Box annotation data
■ ■ ■ ■
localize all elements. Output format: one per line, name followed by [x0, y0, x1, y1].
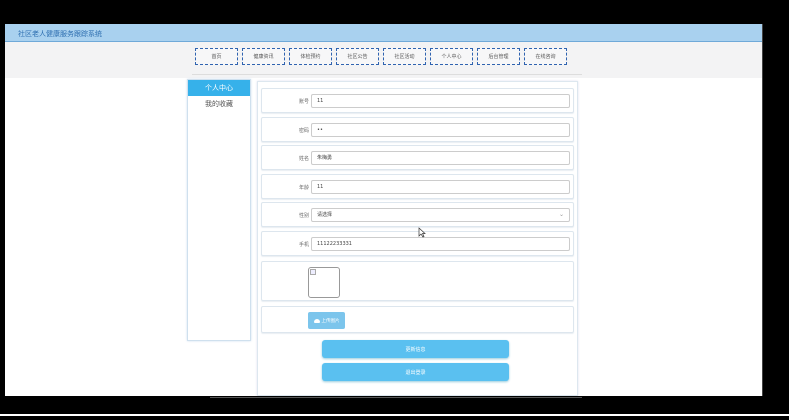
account-label: 账号 [298, 99, 309, 105]
gender-select[interactable]: 请选择 ⌄ [311, 208, 570, 222]
browser-viewport: 社区老人健康服务跟踪系统 首页 健康资讯 体检预约 社区公告 社区活动 个人中心… [5, 24, 762, 396]
form-row-age: 年龄 11 [261, 174, 574, 199]
update-info-button[interactable]: 更新信息 [322, 340, 509, 358]
cloud-upload-icon [313, 318, 320, 323]
logout-button[interactable]: 退出登录 [322, 363, 509, 381]
nav-item-health-news[interactable]: 健康资讯 [242, 48, 285, 65]
age-input[interactable]: 11 [311, 180, 570, 194]
upload-image-label: 上传图片 [321, 318, 340, 324]
gender-label: 性别 [298, 213, 309, 219]
nav-item-consult[interactable]: 在线咨询 [524, 48, 567, 65]
top-nav: 首页 健康资讯 体检预约 社区公告 社区活动 个人中心 后台管理 在线咨询 [5, 42, 762, 78]
sidebar-item-favorites[interactable]: 我的收藏 [188, 96, 250, 112]
sidebar-item-personal-center[interactable]: 个人中心 [188, 80, 250, 96]
broken-image-icon [310, 269, 316, 275]
form-row-account: 账号 11 [261, 88, 574, 113]
name-label: 姓名 [298, 156, 309, 162]
age-label: 年龄 [298, 185, 309, 191]
window-edge [762, 24, 763, 396]
phone-input[interactable]: 11122233331 [311, 237, 570, 251]
chevron-down-icon: ⌄ [558, 211, 564, 218]
password-input[interactable]: •• [311, 123, 570, 137]
account-input[interactable]: 11 [311, 94, 570, 108]
nav-item-admin[interactable]: 后台管理 [477, 48, 520, 65]
bottom-divider [0, 414, 789, 416]
form-row-name: 姓名 朱梅勇 [261, 145, 574, 170]
profile-form: 账号 11 密码 •• 姓名 朱梅勇 年龄 11 性别 请选择 ⌄ 手机 111… [257, 81, 578, 396]
nav-divider [192, 74, 582, 75]
horizontal-scrollbar[interactable] [210, 397, 582, 398]
nav-item-announcement[interactable]: 社区公告 [336, 48, 379, 65]
nav-item-activity[interactable]: 社区活动 [383, 48, 426, 65]
form-row-upload: 上传图片 [261, 306, 574, 333]
avatar-image [308, 267, 340, 298]
form-row-password: 密码 •• [261, 117, 574, 142]
sidebar: 个人中心 我的收藏 [187, 79, 251, 341]
title-bar: 社区老人健康服务跟踪系统 [5, 24, 762, 42]
form-row-gender: 性别 请选择 ⌄ [261, 202, 574, 227]
name-input[interactable]: 朱梅勇 [311, 151, 570, 165]
password-label: 密码 [298, 128, 309, 134]
app-title: 社区老人健康服务跟踪系统 [18, 30, 102, 38]
mouse-cursor-icon [418, 227, 426, 238]
nav-item-home[interactable]: 首页 [195, 48, 238, 65]
nav-item-personal-center[interactable]: 个人中心 [430, 48, 473, 65]
phone-label: 手机 [298, 242, 309, 248]
form-row-avatar [261, 261, 574, 301]
nav-item-checkup[interactable]: 体检预约 [289, 48, 332, 65]
upload-image-button[interactable]: 上传图片 [308, 312, 345, 329]
gender-select-value: 请选择 [317, 212, 333, 218]
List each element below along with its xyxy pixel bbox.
■ ■ ■ ■
**Stated goal**
Reproduce every line of the records above without changing anything, and omit the pictures from your answer.

**Solution**
localize all elements. Output format: one per line, name followed by [x0, y0, x1, y1].
account-label: 账号 [298, 99, 309, 105]
gender-select[interactable]: 请选择 ⌄ [311, 208, 570, 222]
browser-viewport: 社区老人健康服务跟踪系统 首页 健康资讯 体检预约 社区公告 社区活动 个人中心… [5, 24, 762, 396]
form-row-age: 年龄 11 [261, 174, 574, 199]
update-info-button[interactable]: 更新信息 [322, 340, 509, 358]
cloud-upload-icon [313, 318, 320, 323]
logout-button[interactable]: 退出登录 [322, 363, 509, 381]
nav-item-health-news[interactable]: 健康资讯 [242, 48, 285, 65]
age-input[interactable]: 11 [311, 180, 570, 194]
upload-image-label: 上传图片 [321, 318, 340, 324]
gender-label: 性别 [298, 213, 309, 219]
nav-item-consult[interactable]: 在线咨询 [524, 48, 567, 65]
top-nav: 首页 健康资讯 体检预约 社区公告 社区活动 个人中心 后台管理 在线咨询 [5, 42, 762, 78]
sidebar-item-favorites[interactable]: 我的收藏 [188, 96, 250, 112]
sidebar-item-personal-center[interactable]: 个人中心 [188, 80, 250, 96]
broken-image-icon [310, 269, 316, 275]
form-row-account: 账号 11 [261, 88, 574, 113]
name-label: 姓名 [298, 156, 309, 162]
age-label: 年龄 [298, 185, 309, 191]
window-edge [762, 24, 763, 396]
phone-input[interactable]: 11122233331 [311, 237, 570, 251]
chevron-down-icon: ⌄ [558, 211, 564, 218]
password-input[interactable]: •• [311, 123, 570, 137]
account-input[interactable]: 11 [311, 94, 570, 108]
nav-item-admin[interactable]: 后台管理 [477, 48, 520, 65]
bottom-divider [0, 414, 789, 416]
form-row-name: 姓名 朱梅勇 [261, 145, 574, 170]
profile-form: 账号 11 密码 •• 姓名 朱梅勇 年龄 11 性别 请选择 ⌄ 手机 111… [257, 81, 578, 396]
nav-divider [192, 74, 582, 75]
horizontal-scrollbar[interactable] [210, 397, 582, 398]
nav-item-announcement[interactable]: 社区公告 [336, 48, 379, 65]
nav-item-activity[interactable]: 社区活动 [383, 48, 426, 65]
form-row-upload: 上传图片 [261, 306, 574, 333]
avatar-image [308, 267, 340, 298]
form-row-password: 密码 •• [261, 117, 574, 142]
sidebar: 个人中心 我的收藏 [187, 79, 251, 341]
title-bar: 社区老人健康服务跟踪系统 [5, 24, 762, 42]
form-row-gender: 性别 请选择 ⌄ [261, 202, 574, 227]
name-input[interactable]: 朱梅勇 [311, 151, 570, 165]
password-label: 密码 [298, 128, 309, 134]
app-title: 社区老人健康服务跟踪系统 [18, 30, 102, 38]
mouse-cursor-icon [418, 227, 426, 238]
nav-item-home[interactable]: 首页 [195, 48, 238, 65]
nav-item-personal-center[interactable]: 个人中心 [430, 48, 473, 65]
phone-label: 手机 [298, 242, 309, 248]
form-row-avatar [261, 261, 574, 301]
nav-item-checkup[interactable]: 体检预约 [289, 48, 332, 65]
upload-image-button[interactable]: 上传图片 [308, 312, 345, 329]
gender-select-value: 请选择 [317, 212, 333, 218]
List each element below along with its xyxy pixel bbox.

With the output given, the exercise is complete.